WRITTEN PROBLEM:
Please copy out every line below word for word, leaving nothing out and changing nothing.

*** PROVIDED RECORDS ***

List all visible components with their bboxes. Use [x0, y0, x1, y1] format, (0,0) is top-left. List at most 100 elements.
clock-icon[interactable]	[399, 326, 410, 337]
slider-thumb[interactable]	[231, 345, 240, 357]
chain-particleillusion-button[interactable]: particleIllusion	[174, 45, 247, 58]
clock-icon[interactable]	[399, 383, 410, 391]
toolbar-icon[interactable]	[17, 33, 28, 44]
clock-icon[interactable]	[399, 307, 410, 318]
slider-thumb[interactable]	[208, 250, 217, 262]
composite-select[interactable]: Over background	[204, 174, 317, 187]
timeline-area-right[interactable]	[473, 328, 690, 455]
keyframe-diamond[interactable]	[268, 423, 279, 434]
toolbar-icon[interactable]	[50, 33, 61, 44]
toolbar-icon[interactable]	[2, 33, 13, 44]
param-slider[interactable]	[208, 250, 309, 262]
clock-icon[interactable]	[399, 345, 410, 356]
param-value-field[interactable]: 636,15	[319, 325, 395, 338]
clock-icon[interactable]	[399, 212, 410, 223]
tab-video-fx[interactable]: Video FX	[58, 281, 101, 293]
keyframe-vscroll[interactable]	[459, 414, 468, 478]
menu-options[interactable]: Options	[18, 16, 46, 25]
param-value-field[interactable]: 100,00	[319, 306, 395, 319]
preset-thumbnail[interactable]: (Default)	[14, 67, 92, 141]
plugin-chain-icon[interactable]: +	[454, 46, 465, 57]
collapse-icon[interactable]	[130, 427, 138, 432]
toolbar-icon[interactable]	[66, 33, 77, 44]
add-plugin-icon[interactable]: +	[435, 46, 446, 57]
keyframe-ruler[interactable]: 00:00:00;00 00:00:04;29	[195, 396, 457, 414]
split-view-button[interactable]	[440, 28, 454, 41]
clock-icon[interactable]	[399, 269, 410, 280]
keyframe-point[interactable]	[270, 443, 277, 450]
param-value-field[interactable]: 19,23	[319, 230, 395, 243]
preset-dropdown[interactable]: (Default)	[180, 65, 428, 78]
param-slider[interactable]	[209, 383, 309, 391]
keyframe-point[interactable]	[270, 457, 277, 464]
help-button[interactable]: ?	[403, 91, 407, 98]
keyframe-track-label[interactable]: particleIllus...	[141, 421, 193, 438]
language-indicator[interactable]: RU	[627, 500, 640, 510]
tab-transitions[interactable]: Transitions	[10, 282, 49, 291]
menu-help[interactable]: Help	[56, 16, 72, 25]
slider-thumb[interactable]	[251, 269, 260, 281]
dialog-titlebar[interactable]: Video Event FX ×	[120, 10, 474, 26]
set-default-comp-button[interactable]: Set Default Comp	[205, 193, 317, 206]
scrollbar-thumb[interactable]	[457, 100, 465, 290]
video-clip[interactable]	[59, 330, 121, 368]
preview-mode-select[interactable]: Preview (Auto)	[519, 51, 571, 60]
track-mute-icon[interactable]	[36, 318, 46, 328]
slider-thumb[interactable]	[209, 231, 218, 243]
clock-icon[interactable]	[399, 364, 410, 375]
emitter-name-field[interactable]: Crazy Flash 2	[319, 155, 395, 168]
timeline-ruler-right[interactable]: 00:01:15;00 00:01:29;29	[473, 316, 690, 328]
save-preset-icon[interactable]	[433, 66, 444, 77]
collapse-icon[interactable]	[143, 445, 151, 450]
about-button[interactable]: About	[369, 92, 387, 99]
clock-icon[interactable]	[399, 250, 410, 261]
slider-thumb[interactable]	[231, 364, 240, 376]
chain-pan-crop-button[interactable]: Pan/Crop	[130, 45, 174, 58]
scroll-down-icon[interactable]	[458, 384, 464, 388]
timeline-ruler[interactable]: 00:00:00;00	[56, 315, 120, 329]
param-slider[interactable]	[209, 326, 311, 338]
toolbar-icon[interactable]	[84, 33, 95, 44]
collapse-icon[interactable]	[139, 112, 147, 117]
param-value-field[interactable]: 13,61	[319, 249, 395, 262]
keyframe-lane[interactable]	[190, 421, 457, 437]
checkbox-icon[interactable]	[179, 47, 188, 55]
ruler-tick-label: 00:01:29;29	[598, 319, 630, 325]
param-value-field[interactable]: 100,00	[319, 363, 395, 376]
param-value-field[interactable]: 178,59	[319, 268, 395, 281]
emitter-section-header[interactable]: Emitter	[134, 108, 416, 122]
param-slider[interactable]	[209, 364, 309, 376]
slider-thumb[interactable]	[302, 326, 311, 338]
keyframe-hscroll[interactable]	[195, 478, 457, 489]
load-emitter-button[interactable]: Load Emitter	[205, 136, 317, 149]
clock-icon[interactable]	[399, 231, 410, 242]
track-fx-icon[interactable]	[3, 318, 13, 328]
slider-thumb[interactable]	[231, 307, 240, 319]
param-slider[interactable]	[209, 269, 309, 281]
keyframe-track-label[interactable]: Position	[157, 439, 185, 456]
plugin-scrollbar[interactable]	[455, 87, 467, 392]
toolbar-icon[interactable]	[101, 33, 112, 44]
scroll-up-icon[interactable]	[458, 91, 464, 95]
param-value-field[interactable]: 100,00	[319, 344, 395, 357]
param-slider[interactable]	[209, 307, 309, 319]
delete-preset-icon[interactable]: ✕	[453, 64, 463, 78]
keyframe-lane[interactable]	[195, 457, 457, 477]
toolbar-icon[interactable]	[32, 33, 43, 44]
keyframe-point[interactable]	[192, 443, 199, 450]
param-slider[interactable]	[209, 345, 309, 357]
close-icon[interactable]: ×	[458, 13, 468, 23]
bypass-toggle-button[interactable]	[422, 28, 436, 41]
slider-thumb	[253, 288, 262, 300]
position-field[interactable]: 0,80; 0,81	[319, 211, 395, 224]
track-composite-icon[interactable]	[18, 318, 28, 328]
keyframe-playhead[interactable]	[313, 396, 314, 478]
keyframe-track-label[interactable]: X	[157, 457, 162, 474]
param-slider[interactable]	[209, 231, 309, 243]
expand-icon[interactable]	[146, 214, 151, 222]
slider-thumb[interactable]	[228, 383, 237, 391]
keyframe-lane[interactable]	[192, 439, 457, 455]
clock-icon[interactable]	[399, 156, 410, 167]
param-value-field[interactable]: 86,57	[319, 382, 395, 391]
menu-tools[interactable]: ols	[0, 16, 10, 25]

***

RESULT OF THE TASK:
List all visible components with their bboxes. Use [x0, y0, x1, y1] format, (0,0) is top-left. List at most 100 elements.
clock-icon[interactable]	[399, 326, 410, 337]
slider-thumb[interactable]	[231, 345, 240, 357]
chain-particleillusion-button[interactable]: particleIllusion	[174, 45, 247, 58]
clock-icon[interactable]	[399, 383, 410, 391]
toolbar-icon[interactable]	[17, 33, 28, 44]
clock-icon[interactable]	[399, 307, 410, 318]
slider-thumb[interactable]	[208, 250, 217, 262]
composite-select[interactable]: Over background	[204, 174, 317, 187]
timeline-area-right[interactable]	[473, 328, 690, 455]
keyframe-diamond[interactable]	[268, 423, 279, 434]
toolbar-icon[interactable]	[50, 33, 61, 44]
toolbar-icon[interactable]	[2, 33, 13, 44]
param-slider[interactable]	[208, 250, 309, 262]
clock-icon[interactable]	[399, 345, 410, 356]
param-value-field[interactable]: 636,15	[319, 325, 395, 338]
clock-icon[interactable]	[399, 212, 410, 223]
tab-video-fx[interactable]: Video FX	[58, 281, 101, 293]
keyframe-vscroll[interactable]	[459, 414, 468, 478]
menu-options[interactable]: Options	[18, 16, 46, 25]
param-value-field[interactable]: 100,00	[319, 306, 395, 319]
preset-thumbnail[interactable]: (Default)	[14, 67, 92, 141]
plugin-chain-icon[interactable]: +	[454, 46, 465, 57]
collapse-icon[interactable]	[130, 427, 138, 432]
toolbar-icon[interactable]	[66, 33, 77, 44]
add-plugin-icon[interactable]: +	[435, 46, 446, 57]
keyframe-ruler[interactable]: 00:00:00;00 00:00:04;29	[195, 396, 457, 414]
split-view-button[interactable]	[440, 28, 454, 41]
clock-icon[interactable]	[399, 269, 410, 280]
keyframe-point[interactable]	[270, 443, 277, 450]
param-value-field[interactable]: 19,23	[319, 230, 395, 243]
preset-dropdown[interactable]: (Default)	[180, 65, 428, 78]
param-slider[interactable]	[209, 383, 309, 391]
keyframe-point[interactable]	[270, 457, 277, 464]
help-button[interactable]: ?	[403, 91, 407, 98]
keyframe-track-label[interactable]: particleIllus...	[141, 421, 193, 438]
language-indicator[interactable]: RU	[627, 500, 640, 510]
tab-transitions[interactable]: Transitions	[10, 282, 49, 291]
menu-help[interactable]: Help	[56, 16, 72, 25]
slider-thumb[interactable]	[251, 269, 260, 281]
dialog-titlebar[interactable]: Video Event FX ×	[120, 10, 474, 26]
set-default-comp-button[interactable]: Set Default Comp	[205, 193, 317, 206]
scrollbar-thumb[interactable]	[457, 100, 465, 290]
video-clip[interactable]	[59, 330, 121, 368]
preview-mode-select[interactable]: Preview (Auto)	[519, 51, 571, 60]
track-mute-icon[interactable]	[36, 318, 46, 328]
slider-thumb[interactable]	[209, 231, 218, 243]
clock-icon[interactable]	[399, 364, 410, 375]
emitter-name-field[interactable]: Crazy Flash 2	[319, 155, 395, 168]
timeline-ruler-right[interactable]: 00:01:15;00 00:01:29;29	[473, 316, 690, 328]
save-preset-icon[interactable]	[433, 66, 444, 77]
collapse-icon[interactable]	[143, 445, 151, 450]
about-button[interactable]: About	[369, 92, 387, 99]
clock-icon[interactable]	[399, 250, 410, 261]
slider-thumb[interactable]	[231, 364, 240, 376]
chain-pan-crop-button[interactable]: Pan/Crop	[130, 45, 174, 58]
scroll-down-icon[interactable]	[458, 384, 464, 388]
timeline-ruler[interactable]: 00:00:00;00	[56, 315, 120, 329]
param-slider[interactable]	[209, 326, 311, 338]
toolbar-icon[interactable]	[84, 33, 95, 44]
collapse-icon[interactable]	[139, 112, 147, 117]
param-value-field[interactable]: 13,61	[319, 249, 395, 262]
keyframe-lane[interactable]	[190, 421, 457, 437]
checkbox-icon[interactable]	[179, 47, 188, 55]
ruler-tick-label: 00:01:29;29	[598, 319, 630, 325]
param-value-field[interactable]: 100,00	[319, 363, 395, 376]
param-value-field[interactable]: 178,59	[319, 268, 395, 281]
emitter-section-header[interactable]: Emitter	[134, 108, 416, 122]
param-slider[interactable]	[209, 364, 309, 376]
slider-thumb[interactable]	[302, 326, 311, 338]
keyframe-hscroll[interactable]	[195, 478, 457, 489]
load-emitter-button[interactable]: Load Emitter	[205, 136, 317, 149]
clock-icon[interactable]	[399, 231, 410, 242]
track-fx-icon[interactable]	[3, 318, 13, 328]
slider-thumb[interactable]	[231, 307, 240, 319]
param-slider[interactable]	[209, 269, 309, 281]
keyframe-track-label[interactable]: Position	[157, 439, 185, 456]
plugin-scrollbar[interactable]	[455, 87, 467, 392]
toolbar-icon[interactable]	[101, 33, 112, 44]
scroll-up-icon[interactable]	[458, 91, 464, 95]
param-value-field[interactable]: 100,00	[319, 344, 395, 357]
param-slider[interactable]	[209, 307, 309, 319]
delete-preset-icon[interactable]: ✕	[453, 64, 463, 78]
keyframe-lane[interactable]	[195, 457, 457, 477]
toolbar-icon[interactable]	[32, 33, 43, 44]
keyframe-point[interactable]	[192, 443, 199, 450]
param-slider[interactable]	[209, 345, 309, 357]
close-icon[interactable]: ×	[458, 13, 468, 23]
bypass-toggle-button[interactable]	[422, 28, 436, 41]
slider-thumb	[253, 288, 262, 300]
position-field[interactable]: 0,80; 0,81	[319, 211, 395, 224]
track-composite-icon[interactable]	[18, 318, 28, 328]
keyframe-playhead[interactable]	[313, 396, 314, 478]
keyframe-track-label[interactable]: X	[157, 457, 162, 474]
param-slider[interactable]	[209, 231, 309, 243]
expand-icon[interactable]	[146, 214, 151, 222]
slider-thumb[interactable]	[228, 383, 237, 391]
keyframe-lane[interactable]	[192, 439, 457, 455]
clock-icon[interactable]	[399, 156, 410, 167]
param-value-field[interactable]: 86,57	[319, 382, 395, 391]
menu-tools[interactable]: ols	[0, 16, 10, 25]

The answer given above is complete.